## Task instructions
Retype exactly the lines that start at the line with "Read this page and output its text content." and end at the final line, both included, and leave out every picture.

## Extracted material
※ ※ ※
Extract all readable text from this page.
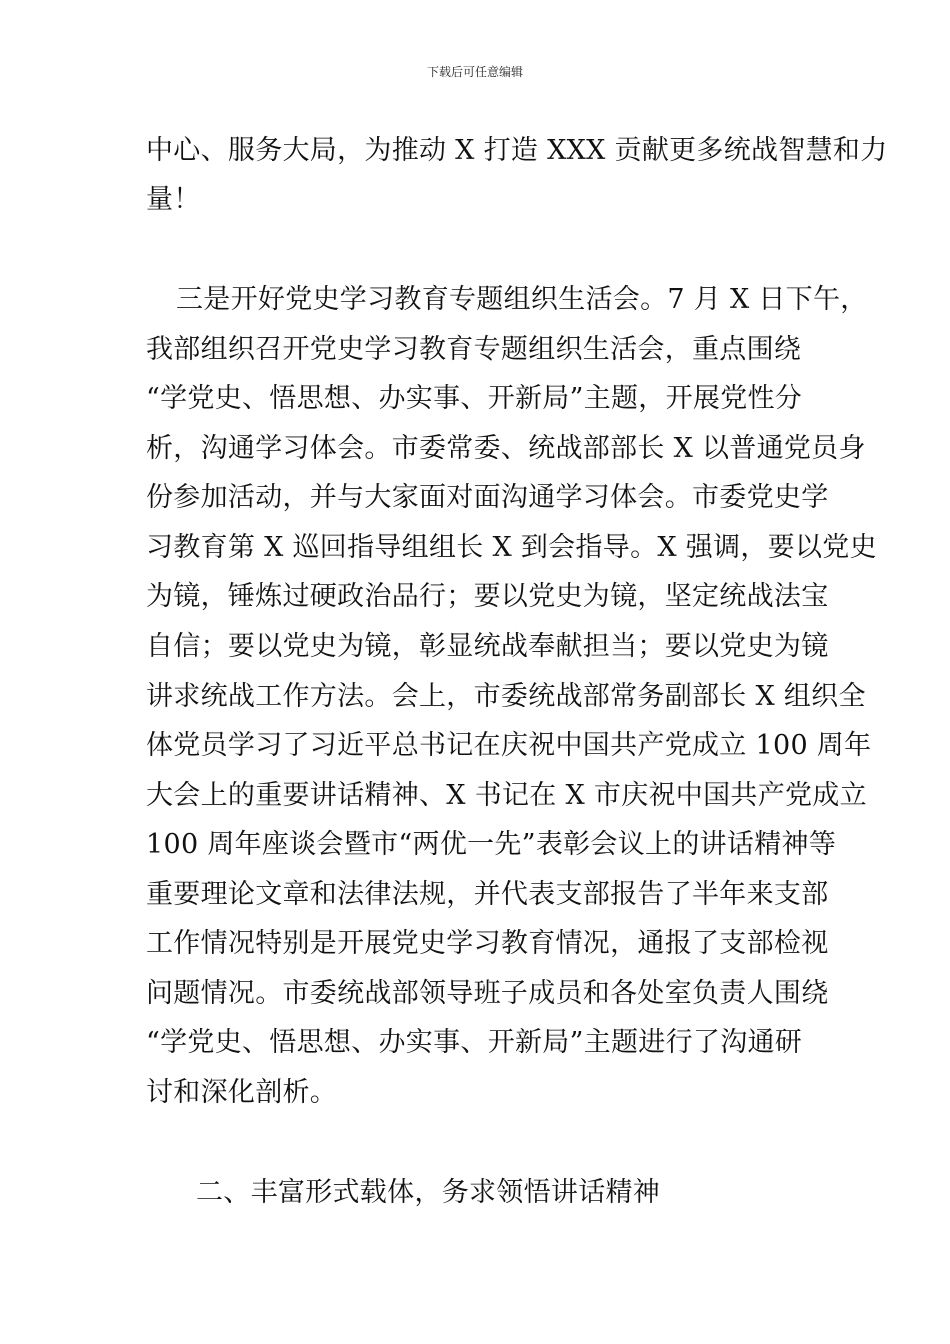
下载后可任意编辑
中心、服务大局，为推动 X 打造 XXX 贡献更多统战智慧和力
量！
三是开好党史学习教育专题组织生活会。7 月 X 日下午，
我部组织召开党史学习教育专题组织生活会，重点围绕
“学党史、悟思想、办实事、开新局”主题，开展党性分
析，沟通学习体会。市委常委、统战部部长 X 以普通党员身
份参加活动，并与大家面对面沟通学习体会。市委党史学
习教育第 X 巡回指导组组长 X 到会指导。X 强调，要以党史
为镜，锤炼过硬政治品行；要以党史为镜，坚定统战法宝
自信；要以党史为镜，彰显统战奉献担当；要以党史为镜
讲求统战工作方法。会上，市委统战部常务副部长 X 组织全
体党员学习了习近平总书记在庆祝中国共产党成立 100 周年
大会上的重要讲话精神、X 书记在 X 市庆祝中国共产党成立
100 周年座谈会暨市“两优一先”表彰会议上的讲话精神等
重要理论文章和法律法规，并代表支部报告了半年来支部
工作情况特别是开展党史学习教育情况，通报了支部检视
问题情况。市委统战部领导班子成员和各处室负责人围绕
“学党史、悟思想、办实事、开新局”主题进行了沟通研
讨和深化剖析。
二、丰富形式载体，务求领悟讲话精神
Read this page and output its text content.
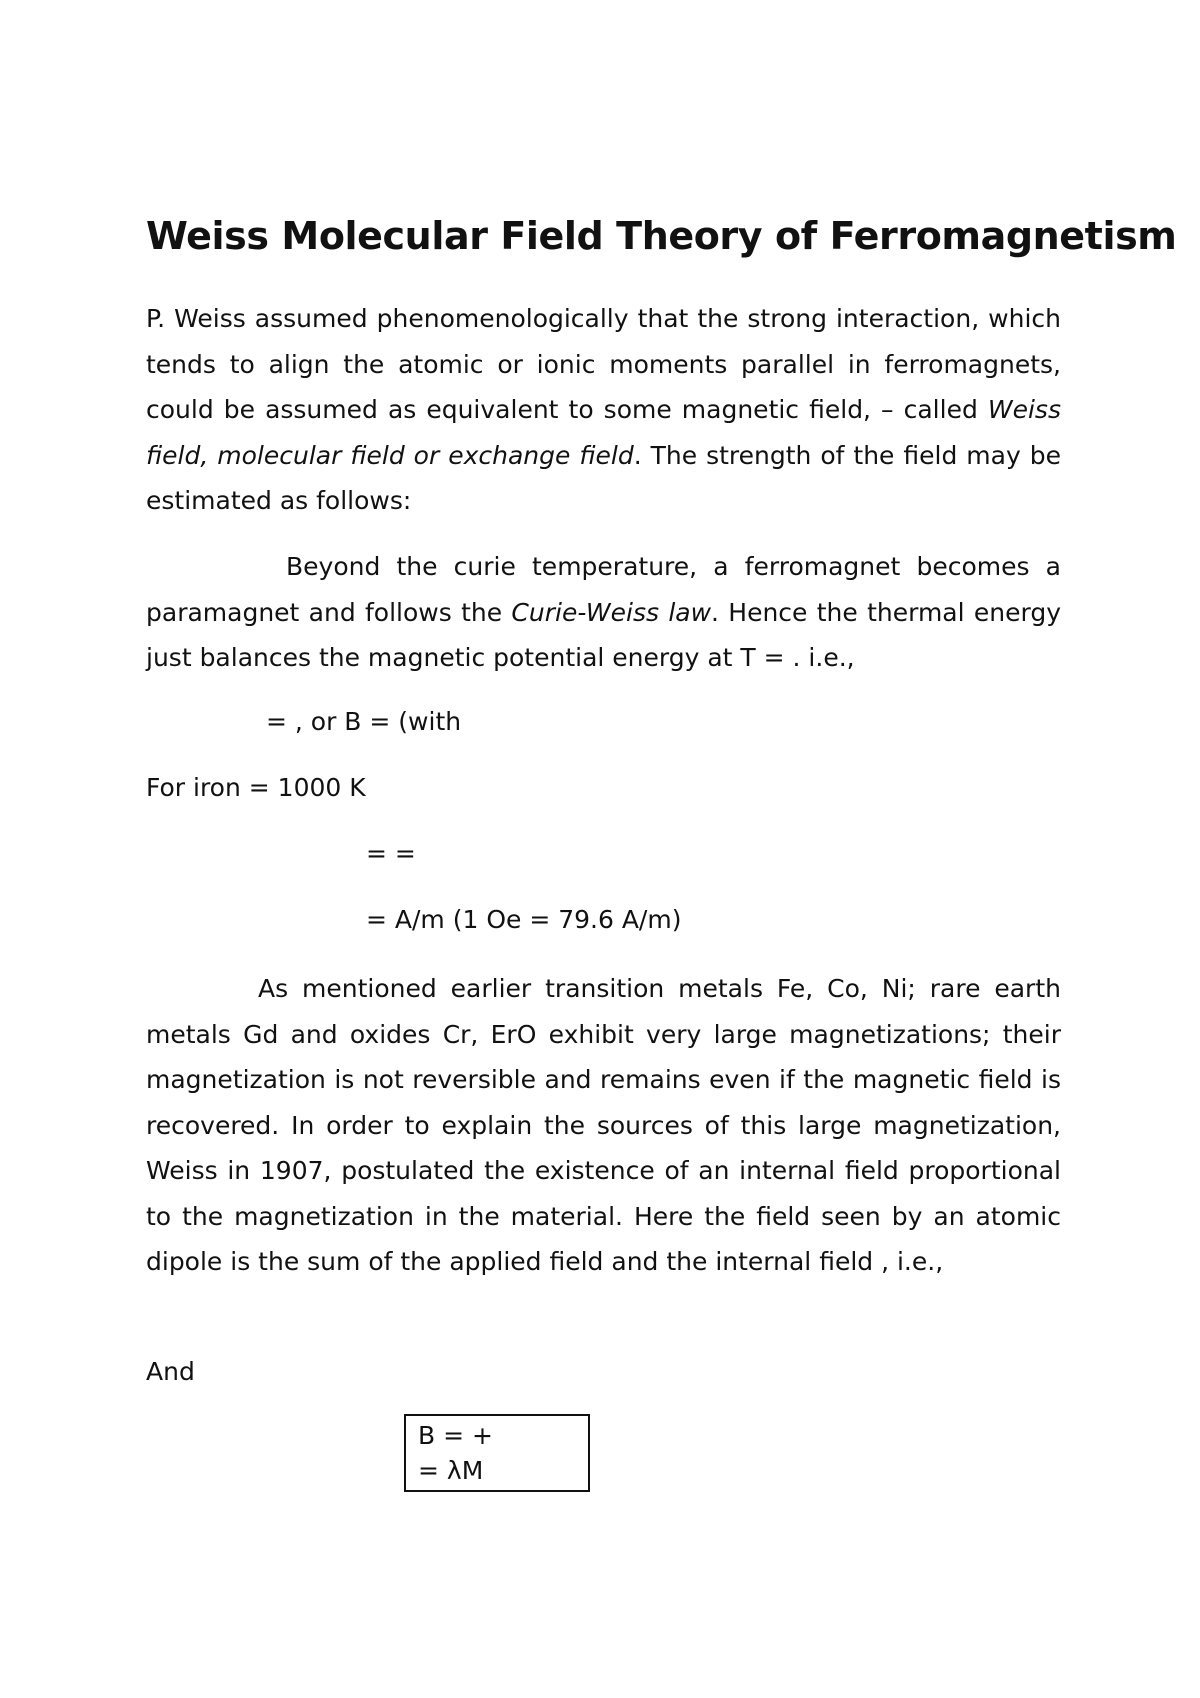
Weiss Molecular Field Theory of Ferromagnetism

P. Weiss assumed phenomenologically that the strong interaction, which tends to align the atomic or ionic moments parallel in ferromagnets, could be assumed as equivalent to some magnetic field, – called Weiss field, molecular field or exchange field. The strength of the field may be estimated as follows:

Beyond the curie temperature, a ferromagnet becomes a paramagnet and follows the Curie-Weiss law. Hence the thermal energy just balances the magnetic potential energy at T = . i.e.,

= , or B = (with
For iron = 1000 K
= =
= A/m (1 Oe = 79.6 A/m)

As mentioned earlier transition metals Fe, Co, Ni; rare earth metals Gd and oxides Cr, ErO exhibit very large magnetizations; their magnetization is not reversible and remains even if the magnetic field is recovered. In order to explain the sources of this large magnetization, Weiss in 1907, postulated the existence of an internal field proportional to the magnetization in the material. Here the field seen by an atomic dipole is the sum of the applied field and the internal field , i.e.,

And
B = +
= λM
※ ※ ※
## Solution for this task
Read this page and output its text content.
Weiss Molecular Field Theory of Ferromagnetism

P. Weiss assumed phenomenologically that the strong interaction, which tends to align the atomic or ionic moments parallel in ferromagnets, could be assumed as equivalent to some magnetic field, – called Weiss field, molecular field or exchange field. The strength of the field may be estimated as follows:

Beyond the curie temperature, a ferromagnet becomes a paramagnet and follows the Curie-Weiss law. Hence the thermal energy just balances the magnetic potential energy at T = . i.e.,

= , or B = (with
For iron = 1000 K
= =
= A/m (1 Oe = 79.6 A/m)

As mentioned earlier transition metals Fe, Co, Ni; rare earth metals Gd and oxides Cr, ErO exhibit very large magnetizations; their magnetization is not reversible and remains even if the magnetic field is recovered. In order to explain the sources of this large magnetization, Weiss in 1907, postulated the existence of an internal field proportional to the magnetization in the material. Here the field seen by an atomic dipole is the sum of the applied field and the internal field , i.e.,

And
B = +
= λM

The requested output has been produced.